→ **EXTRACTED DATA**

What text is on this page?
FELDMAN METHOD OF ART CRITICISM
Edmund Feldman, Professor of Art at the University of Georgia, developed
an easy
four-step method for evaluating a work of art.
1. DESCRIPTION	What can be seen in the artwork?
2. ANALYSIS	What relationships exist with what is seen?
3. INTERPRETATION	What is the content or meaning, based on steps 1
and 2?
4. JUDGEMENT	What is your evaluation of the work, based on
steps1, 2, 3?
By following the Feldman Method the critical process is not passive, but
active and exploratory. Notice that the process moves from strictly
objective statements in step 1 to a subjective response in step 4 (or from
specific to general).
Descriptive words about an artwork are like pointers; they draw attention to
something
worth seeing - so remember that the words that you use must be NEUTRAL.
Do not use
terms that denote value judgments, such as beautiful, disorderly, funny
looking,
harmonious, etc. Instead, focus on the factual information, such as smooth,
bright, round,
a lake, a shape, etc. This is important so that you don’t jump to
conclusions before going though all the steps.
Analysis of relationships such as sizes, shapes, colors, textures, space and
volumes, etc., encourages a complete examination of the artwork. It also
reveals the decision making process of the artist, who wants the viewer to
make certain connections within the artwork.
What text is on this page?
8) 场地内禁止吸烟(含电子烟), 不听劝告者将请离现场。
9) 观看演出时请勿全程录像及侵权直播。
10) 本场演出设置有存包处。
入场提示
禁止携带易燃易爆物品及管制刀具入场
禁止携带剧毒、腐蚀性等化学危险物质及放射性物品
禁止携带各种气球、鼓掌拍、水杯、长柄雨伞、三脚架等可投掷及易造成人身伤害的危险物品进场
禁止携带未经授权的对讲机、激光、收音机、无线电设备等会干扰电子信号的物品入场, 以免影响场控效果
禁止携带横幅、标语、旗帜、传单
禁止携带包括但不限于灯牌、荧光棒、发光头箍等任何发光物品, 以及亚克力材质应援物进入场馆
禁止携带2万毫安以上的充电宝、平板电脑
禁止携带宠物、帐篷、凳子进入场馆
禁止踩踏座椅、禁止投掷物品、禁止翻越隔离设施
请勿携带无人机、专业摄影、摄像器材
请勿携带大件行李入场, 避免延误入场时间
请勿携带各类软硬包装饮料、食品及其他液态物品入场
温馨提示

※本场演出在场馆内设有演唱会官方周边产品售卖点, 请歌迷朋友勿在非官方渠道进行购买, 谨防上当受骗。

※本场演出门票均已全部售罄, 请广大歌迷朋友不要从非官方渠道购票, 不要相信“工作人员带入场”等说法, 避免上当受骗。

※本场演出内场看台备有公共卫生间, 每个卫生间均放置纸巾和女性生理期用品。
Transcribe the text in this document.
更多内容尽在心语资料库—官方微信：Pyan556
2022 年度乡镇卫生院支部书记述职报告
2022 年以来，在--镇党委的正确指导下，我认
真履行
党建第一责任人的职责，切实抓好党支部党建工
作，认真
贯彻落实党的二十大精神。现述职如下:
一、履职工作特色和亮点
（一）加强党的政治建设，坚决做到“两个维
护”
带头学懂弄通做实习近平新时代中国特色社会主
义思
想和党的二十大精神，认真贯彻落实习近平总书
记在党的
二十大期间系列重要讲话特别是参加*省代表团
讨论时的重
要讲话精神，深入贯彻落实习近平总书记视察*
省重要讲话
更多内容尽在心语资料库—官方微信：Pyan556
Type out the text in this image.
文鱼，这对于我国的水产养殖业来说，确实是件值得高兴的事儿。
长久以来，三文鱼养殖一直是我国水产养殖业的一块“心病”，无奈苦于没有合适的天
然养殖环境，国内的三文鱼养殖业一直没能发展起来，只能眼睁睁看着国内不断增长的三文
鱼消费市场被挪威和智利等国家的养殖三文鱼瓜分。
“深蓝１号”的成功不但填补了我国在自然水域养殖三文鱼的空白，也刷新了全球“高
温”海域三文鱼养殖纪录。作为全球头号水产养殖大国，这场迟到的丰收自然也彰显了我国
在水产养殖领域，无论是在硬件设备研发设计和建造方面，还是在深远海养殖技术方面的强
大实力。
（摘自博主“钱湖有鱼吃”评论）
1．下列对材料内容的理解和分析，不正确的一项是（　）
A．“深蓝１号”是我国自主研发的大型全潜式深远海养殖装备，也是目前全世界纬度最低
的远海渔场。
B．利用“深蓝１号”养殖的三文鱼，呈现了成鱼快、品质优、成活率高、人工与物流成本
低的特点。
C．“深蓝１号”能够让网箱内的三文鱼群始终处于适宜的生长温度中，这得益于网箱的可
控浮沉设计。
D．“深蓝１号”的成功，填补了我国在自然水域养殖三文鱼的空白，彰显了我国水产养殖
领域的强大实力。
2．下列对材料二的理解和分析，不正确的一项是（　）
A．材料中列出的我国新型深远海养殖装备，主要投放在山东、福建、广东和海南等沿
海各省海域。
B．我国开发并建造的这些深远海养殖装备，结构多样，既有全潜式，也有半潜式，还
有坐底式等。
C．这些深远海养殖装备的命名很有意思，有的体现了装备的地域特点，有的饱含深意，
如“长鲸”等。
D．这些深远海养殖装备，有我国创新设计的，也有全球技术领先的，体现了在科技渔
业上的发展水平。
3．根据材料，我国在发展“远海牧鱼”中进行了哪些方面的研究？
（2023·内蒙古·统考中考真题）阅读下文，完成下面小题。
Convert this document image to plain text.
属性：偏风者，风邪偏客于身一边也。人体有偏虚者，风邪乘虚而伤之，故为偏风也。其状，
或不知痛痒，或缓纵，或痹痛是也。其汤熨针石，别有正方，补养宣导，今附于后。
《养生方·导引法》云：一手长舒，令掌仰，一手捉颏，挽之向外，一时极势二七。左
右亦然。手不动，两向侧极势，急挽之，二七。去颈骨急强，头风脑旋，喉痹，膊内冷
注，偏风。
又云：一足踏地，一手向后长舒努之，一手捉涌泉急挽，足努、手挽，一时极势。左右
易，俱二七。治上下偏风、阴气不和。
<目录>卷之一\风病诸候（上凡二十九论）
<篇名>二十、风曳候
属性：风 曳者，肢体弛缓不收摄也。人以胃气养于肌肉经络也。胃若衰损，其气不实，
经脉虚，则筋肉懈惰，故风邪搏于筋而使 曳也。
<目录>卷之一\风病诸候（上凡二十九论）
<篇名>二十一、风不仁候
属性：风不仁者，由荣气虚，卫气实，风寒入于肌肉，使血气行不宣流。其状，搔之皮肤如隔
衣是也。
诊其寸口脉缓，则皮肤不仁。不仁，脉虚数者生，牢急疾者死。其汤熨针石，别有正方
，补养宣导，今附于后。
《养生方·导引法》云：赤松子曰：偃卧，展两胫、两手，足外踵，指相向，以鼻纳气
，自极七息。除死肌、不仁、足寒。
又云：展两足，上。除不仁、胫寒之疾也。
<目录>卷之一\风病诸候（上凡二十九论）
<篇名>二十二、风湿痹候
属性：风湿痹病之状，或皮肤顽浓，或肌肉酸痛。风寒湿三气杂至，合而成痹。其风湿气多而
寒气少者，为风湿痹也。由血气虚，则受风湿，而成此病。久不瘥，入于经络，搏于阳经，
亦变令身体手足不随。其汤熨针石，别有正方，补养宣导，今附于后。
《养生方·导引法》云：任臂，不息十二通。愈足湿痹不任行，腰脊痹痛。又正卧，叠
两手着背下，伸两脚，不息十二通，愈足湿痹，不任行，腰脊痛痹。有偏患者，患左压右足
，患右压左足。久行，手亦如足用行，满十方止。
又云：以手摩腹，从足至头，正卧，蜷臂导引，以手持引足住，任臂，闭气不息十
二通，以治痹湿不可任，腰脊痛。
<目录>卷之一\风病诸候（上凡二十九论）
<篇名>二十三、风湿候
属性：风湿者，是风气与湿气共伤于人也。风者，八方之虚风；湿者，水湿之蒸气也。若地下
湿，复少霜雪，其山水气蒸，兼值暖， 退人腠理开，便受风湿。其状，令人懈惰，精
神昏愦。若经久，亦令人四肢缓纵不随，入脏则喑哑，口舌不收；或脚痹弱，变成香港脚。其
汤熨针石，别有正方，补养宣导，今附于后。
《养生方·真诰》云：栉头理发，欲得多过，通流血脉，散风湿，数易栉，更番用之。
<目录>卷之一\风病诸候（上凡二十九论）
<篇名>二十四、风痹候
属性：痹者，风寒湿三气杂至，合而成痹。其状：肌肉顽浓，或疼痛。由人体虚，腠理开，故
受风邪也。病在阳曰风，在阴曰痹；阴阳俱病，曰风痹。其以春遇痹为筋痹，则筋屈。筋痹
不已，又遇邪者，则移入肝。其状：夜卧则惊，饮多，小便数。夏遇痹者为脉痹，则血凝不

→ **WRITTEN INSTRUCTION**
Determine how many lines of the records above contain the word "process", and report only that number.

→ **FULL RESPONSE**
3